What to produce -> Using the records below, report how many lines hold "like", with no extra text.

Records supplied ->

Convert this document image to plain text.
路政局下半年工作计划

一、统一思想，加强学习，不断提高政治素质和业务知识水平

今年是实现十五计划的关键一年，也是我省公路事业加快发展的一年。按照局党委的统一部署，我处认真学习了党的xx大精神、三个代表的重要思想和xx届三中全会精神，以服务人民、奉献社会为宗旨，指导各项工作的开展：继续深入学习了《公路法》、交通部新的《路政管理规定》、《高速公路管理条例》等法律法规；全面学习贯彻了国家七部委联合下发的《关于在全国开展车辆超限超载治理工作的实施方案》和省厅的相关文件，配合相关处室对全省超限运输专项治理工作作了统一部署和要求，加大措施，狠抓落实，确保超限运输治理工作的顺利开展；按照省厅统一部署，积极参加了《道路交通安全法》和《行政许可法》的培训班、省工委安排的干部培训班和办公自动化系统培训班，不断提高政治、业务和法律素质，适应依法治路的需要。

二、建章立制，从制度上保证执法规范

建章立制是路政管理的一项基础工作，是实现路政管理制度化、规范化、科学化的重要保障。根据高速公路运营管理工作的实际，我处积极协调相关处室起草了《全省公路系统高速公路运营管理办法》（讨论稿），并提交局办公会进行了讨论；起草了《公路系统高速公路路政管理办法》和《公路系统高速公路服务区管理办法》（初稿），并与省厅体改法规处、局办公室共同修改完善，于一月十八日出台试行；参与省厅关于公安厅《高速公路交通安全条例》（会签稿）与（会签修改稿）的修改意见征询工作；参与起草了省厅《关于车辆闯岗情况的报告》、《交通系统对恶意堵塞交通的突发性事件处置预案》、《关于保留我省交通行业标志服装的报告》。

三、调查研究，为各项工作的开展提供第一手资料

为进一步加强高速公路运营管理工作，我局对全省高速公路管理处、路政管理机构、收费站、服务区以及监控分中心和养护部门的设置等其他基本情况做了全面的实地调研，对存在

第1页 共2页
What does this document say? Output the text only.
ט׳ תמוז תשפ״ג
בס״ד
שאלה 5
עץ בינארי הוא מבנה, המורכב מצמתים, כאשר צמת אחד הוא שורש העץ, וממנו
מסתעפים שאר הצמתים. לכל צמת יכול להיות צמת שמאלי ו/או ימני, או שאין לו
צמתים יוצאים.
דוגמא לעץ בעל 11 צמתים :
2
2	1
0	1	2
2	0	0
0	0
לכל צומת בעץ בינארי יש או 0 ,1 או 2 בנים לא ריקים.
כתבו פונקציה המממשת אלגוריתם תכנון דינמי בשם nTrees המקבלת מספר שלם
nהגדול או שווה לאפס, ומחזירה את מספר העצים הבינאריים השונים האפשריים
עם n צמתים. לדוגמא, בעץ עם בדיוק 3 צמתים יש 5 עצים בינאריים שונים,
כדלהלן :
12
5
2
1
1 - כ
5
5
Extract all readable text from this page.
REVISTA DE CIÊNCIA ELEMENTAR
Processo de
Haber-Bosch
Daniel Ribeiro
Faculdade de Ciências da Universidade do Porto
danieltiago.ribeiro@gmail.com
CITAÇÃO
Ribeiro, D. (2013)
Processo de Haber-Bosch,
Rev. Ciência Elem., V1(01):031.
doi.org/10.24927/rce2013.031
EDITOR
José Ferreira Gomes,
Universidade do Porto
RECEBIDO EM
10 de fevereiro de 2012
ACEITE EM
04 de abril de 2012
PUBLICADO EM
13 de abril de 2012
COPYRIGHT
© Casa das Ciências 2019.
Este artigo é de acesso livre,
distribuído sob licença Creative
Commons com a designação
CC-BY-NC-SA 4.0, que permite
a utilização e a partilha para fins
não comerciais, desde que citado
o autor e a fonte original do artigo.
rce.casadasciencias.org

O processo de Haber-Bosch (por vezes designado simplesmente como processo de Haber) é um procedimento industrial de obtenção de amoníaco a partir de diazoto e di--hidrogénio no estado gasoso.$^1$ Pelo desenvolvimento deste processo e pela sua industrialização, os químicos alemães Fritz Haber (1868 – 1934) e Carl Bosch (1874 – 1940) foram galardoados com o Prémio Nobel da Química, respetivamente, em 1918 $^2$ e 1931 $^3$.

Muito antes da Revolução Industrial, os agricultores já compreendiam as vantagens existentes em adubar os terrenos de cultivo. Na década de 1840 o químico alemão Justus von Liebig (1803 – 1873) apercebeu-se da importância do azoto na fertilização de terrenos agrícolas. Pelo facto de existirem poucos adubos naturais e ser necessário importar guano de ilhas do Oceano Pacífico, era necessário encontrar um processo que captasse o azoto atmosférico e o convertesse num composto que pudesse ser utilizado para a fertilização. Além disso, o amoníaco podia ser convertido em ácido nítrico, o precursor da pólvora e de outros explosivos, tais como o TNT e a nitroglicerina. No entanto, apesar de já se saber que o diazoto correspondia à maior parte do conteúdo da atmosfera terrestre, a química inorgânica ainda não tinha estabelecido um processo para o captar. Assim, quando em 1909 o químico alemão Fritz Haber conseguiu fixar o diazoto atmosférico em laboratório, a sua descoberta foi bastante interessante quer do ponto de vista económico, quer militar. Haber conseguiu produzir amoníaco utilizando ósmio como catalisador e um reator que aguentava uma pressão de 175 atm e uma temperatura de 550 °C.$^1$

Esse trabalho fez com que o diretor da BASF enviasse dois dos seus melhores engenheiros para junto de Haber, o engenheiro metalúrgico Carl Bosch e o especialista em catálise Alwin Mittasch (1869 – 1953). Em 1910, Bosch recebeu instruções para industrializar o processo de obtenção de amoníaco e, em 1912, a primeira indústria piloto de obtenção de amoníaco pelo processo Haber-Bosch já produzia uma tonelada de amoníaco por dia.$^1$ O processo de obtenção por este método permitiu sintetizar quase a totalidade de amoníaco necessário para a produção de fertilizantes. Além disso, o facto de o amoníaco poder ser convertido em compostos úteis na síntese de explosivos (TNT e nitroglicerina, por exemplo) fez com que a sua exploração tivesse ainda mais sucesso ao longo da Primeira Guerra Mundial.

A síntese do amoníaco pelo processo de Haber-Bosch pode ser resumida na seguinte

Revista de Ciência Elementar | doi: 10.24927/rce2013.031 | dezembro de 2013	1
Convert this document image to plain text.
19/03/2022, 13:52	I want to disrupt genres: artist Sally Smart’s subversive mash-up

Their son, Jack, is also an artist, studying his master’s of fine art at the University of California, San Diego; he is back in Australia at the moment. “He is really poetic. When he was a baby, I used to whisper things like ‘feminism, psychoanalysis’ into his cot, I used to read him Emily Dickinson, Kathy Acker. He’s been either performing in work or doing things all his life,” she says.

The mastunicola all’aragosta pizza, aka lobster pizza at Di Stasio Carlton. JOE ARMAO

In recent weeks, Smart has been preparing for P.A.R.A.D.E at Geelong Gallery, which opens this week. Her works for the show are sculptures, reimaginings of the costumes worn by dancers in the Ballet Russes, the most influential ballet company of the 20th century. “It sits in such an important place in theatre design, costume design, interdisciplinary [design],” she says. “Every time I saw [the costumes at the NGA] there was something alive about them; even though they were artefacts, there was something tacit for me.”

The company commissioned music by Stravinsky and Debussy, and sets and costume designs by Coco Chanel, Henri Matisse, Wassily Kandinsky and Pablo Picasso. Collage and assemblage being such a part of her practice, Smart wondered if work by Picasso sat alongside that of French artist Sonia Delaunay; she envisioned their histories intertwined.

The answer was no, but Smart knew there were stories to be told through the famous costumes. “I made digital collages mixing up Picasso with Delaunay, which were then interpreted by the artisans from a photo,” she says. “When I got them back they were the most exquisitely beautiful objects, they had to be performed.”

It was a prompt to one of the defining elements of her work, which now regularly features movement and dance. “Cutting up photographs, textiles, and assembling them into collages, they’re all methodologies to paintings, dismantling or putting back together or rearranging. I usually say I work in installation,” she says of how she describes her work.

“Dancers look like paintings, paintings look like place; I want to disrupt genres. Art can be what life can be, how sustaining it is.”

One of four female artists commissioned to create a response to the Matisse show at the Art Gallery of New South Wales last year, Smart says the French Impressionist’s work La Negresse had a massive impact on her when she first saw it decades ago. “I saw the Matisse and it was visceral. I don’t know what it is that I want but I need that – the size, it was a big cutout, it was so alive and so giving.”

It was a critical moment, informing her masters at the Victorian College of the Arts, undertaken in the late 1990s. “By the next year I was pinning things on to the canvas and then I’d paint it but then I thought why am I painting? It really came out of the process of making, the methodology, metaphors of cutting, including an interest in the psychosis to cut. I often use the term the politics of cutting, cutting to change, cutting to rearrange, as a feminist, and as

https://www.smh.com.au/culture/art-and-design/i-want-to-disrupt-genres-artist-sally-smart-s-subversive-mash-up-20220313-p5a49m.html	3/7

Exercise response -> 2